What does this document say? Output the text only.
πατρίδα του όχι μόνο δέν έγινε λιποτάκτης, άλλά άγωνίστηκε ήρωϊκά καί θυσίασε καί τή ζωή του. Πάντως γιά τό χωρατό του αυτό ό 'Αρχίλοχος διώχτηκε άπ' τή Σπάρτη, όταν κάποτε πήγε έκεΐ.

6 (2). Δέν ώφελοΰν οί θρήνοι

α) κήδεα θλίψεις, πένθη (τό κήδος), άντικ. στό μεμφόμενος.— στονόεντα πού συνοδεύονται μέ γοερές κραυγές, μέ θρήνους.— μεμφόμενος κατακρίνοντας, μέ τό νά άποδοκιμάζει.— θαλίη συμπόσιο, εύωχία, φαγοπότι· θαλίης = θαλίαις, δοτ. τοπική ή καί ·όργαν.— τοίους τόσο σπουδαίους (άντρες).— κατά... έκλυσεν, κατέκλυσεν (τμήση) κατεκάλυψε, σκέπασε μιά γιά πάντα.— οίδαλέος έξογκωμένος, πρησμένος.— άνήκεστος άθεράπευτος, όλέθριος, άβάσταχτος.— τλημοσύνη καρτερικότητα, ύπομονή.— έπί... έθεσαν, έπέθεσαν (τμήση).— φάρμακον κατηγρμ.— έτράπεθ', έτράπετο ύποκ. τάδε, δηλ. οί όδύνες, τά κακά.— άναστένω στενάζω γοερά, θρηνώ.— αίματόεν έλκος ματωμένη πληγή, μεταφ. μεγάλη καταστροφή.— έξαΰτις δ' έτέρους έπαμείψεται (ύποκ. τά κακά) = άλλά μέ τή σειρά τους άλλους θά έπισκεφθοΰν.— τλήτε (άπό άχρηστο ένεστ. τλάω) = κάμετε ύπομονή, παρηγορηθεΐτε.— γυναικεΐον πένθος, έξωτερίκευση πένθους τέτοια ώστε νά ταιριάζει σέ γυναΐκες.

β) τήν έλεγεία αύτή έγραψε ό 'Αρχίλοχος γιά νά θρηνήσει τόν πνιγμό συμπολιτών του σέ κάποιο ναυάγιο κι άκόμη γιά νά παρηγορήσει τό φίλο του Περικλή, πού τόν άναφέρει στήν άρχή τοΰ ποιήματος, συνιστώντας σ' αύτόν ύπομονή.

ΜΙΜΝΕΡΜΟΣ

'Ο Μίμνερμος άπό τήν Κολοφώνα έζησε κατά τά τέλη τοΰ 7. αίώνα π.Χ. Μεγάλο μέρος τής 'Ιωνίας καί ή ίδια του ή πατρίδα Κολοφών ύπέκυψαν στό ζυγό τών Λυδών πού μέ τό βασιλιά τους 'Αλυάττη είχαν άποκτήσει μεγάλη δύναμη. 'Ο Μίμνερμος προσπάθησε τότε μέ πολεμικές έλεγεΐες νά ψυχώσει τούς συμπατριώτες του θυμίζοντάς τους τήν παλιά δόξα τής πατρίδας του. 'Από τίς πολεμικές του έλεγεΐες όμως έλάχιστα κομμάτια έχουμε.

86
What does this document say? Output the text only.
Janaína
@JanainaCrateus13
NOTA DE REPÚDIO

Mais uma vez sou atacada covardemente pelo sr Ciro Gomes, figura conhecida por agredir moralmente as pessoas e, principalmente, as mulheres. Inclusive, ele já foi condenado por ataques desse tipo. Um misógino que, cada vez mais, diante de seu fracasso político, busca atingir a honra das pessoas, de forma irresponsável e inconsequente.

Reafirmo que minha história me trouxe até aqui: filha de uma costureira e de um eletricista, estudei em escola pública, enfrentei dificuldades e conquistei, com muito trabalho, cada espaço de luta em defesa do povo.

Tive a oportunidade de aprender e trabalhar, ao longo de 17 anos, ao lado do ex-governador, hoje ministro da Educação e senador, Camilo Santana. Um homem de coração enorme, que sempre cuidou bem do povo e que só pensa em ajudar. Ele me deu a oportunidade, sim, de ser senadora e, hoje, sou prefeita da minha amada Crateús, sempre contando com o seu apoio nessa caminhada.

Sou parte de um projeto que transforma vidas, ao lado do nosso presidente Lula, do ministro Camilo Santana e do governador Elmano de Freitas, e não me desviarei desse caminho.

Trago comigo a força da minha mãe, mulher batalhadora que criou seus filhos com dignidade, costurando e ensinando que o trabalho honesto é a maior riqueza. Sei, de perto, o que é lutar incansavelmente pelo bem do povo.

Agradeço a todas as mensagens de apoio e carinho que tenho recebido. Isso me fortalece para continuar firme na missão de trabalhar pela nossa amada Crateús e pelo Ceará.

Stated task: Where a line of the records above holds the word "desse", copy that line.

Response to the task:
Mais uma vez sou atacada covardemente pelo sr Ciro Gomes, figura conhecida por agredir moralmente as pessoas e, principalmente, as mulheres. Inclusive, ele já foi condenado por ataques desse tipo. Um misógino que, cada vez mais, diante de seu fracasso político, busca atingir a honra das pessoas, de forma irresponsável e inconsequente.
Sou parte de um projeto que transforma vidas, ao lado do nosso presidente Lula, do ministro Camilo Santana e do governador Elmano de Freitas, e não me desviarei desse caminho.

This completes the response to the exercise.